Entries with figure data
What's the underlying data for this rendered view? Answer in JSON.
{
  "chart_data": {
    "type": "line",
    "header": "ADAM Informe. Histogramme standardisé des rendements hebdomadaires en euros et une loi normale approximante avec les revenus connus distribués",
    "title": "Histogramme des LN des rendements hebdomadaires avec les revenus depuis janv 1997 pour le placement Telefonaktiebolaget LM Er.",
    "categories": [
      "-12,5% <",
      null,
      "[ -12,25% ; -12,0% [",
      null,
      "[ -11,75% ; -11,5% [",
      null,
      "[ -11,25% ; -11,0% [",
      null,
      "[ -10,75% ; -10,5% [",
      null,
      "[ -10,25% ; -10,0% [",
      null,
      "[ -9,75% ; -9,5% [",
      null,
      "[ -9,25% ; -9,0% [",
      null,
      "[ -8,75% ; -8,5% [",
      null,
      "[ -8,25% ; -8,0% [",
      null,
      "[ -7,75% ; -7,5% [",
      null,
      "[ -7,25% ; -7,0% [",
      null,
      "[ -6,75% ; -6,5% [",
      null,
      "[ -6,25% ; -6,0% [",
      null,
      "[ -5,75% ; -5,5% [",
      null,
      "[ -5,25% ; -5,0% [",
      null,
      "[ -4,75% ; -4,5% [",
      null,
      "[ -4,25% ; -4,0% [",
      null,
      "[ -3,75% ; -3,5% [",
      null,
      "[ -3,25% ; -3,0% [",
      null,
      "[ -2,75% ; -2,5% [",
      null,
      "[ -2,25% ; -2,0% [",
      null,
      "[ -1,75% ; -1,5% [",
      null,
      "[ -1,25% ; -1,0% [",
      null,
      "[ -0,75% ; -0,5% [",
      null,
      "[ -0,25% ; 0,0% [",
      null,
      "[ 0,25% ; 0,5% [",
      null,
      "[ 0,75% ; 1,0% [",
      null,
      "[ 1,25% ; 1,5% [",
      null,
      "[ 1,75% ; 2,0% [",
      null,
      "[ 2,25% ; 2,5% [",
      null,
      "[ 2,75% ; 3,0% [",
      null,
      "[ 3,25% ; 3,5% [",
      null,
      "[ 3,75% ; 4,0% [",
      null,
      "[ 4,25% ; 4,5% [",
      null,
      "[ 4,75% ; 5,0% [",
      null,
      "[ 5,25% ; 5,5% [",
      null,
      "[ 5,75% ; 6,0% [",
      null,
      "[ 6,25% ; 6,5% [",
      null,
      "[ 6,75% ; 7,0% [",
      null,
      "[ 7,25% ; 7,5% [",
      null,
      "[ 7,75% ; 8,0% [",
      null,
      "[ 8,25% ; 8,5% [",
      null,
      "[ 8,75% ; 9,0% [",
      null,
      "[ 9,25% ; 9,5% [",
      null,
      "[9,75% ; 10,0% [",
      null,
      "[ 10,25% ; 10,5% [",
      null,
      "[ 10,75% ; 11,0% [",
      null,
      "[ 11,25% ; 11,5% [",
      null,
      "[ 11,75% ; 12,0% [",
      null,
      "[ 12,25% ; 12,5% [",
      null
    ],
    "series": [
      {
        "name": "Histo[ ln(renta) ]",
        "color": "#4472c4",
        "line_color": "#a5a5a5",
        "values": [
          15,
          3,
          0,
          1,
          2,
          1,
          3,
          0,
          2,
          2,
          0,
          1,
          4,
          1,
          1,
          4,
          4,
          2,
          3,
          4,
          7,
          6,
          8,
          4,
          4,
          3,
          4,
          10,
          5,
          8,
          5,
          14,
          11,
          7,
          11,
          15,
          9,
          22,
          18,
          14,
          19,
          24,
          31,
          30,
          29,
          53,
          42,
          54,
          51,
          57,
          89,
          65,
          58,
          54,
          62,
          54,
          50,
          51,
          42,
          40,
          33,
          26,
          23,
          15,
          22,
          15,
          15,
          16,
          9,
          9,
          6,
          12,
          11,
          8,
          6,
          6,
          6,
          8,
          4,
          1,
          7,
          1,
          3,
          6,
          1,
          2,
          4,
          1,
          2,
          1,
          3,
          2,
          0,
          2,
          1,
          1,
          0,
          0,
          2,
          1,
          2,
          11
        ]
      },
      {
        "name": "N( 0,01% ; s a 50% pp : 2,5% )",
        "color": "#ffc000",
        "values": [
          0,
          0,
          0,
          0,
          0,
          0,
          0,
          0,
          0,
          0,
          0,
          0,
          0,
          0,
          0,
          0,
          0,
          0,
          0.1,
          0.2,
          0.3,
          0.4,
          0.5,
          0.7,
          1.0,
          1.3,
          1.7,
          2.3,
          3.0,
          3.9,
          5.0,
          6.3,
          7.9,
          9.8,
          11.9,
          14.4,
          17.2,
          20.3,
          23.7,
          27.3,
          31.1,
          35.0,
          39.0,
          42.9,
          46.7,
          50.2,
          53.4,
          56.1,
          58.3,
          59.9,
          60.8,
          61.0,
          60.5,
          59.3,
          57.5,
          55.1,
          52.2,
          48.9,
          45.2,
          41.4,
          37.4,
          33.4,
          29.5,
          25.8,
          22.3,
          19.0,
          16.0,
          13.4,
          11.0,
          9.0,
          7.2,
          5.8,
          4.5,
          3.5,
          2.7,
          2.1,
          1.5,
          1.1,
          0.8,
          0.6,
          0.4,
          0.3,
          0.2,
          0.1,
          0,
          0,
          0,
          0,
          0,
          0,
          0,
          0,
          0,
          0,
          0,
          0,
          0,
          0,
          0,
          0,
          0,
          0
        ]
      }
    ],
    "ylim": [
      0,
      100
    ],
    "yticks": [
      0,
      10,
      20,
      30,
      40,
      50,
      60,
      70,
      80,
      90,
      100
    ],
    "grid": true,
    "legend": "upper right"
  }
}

* Exercise aim:
Lines holding the word "name" in the entries above are the ones to pull out. Copy them all.

* Response:
        "name": "Histo[ ln(renta) ]",
        "name": "N( 0,01% ; s a 50% pp : 2,5% )",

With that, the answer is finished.